Written task →
Every line holding the word "Ledger" counts once. Give the total, nothing more.

________________________

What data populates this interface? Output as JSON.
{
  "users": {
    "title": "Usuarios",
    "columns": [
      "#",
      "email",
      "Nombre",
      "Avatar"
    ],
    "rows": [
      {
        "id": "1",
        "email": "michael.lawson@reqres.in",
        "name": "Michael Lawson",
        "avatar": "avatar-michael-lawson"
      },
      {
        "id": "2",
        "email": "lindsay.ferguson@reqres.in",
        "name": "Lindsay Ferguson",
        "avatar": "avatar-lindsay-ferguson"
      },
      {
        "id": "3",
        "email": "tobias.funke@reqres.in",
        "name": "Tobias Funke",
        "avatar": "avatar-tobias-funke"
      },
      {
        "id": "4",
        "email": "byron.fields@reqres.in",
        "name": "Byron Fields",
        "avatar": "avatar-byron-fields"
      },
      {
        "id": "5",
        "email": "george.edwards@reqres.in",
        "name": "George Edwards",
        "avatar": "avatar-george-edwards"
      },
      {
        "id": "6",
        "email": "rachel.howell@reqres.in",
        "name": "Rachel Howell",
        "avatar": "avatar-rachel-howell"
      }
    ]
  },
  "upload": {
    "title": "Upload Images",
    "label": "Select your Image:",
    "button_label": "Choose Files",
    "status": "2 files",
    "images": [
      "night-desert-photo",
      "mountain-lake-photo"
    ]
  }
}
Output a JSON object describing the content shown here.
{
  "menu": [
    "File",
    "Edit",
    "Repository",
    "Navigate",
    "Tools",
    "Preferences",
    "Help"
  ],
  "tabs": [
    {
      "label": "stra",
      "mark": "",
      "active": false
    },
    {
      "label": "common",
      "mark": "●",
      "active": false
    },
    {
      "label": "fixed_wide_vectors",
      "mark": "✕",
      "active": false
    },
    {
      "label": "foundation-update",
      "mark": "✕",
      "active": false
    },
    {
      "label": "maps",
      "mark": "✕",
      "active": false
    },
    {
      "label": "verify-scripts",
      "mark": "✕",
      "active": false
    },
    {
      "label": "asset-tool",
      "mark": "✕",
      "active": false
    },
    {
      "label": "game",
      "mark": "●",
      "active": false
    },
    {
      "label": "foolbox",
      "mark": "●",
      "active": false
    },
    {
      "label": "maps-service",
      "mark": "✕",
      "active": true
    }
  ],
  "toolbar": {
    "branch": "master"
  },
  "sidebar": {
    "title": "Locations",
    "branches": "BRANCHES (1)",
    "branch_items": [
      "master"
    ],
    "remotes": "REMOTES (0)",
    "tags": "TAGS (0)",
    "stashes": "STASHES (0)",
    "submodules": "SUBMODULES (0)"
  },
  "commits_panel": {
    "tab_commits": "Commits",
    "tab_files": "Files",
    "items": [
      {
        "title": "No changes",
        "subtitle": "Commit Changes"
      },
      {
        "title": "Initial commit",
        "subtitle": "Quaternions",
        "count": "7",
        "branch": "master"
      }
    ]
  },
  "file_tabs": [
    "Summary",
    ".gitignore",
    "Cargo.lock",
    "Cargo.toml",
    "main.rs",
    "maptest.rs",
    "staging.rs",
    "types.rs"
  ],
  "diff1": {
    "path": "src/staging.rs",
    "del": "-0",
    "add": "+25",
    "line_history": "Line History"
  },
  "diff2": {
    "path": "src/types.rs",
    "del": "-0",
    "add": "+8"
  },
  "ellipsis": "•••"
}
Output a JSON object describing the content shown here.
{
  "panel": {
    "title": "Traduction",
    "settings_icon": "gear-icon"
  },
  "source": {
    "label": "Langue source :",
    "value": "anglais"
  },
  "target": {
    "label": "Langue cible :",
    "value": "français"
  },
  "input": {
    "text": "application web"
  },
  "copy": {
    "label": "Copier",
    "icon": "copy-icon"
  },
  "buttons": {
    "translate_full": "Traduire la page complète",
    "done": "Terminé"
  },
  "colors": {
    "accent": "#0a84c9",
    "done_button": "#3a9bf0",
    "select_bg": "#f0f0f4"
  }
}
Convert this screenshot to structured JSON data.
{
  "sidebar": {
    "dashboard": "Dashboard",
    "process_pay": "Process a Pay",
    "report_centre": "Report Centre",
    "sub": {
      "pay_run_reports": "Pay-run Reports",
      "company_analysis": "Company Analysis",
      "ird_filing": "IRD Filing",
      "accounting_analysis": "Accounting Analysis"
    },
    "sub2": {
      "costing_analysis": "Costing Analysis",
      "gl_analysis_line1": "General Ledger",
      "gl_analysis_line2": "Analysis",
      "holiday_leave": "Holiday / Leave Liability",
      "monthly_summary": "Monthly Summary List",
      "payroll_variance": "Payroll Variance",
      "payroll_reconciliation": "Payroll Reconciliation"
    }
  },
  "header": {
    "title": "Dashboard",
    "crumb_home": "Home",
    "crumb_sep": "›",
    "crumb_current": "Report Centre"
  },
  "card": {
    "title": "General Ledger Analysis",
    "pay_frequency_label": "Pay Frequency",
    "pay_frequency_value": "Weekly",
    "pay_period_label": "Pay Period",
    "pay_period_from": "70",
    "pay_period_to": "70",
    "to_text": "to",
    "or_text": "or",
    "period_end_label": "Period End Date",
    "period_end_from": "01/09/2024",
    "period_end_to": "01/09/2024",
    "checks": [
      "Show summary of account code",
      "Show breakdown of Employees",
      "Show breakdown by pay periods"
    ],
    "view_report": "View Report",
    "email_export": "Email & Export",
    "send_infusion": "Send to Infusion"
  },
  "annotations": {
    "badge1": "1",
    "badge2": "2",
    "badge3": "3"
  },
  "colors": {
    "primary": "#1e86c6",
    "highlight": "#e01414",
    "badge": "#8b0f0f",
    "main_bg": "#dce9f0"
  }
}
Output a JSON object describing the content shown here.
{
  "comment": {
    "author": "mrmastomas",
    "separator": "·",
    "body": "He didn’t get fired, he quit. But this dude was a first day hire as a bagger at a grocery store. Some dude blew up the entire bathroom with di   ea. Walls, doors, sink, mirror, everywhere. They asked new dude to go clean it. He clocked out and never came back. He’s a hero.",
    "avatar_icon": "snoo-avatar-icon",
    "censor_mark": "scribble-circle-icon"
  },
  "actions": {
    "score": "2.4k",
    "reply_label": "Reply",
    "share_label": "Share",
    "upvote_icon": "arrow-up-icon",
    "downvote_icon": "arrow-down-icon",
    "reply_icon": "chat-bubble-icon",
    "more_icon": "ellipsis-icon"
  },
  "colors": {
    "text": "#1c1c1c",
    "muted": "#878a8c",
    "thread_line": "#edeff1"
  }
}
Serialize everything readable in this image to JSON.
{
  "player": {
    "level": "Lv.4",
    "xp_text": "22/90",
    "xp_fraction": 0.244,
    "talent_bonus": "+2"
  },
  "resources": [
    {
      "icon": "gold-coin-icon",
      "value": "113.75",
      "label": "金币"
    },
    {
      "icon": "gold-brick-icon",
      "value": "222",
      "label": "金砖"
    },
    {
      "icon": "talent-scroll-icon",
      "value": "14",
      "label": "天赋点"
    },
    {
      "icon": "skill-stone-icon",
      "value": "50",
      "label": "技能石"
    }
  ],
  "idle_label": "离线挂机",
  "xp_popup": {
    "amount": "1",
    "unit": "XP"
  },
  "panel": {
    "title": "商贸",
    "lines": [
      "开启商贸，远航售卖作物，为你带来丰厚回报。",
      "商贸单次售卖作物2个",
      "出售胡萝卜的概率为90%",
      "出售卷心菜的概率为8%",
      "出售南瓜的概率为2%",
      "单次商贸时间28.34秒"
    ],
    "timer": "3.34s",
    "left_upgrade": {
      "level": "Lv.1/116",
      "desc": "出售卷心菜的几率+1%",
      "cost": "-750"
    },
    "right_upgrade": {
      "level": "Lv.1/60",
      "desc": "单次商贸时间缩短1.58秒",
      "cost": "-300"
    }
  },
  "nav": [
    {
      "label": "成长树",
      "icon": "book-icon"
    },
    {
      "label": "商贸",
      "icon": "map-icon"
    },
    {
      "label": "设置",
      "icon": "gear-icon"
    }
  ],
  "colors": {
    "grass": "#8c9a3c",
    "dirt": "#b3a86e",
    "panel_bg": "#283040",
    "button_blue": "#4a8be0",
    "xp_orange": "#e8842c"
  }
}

________________________

Correct result →
2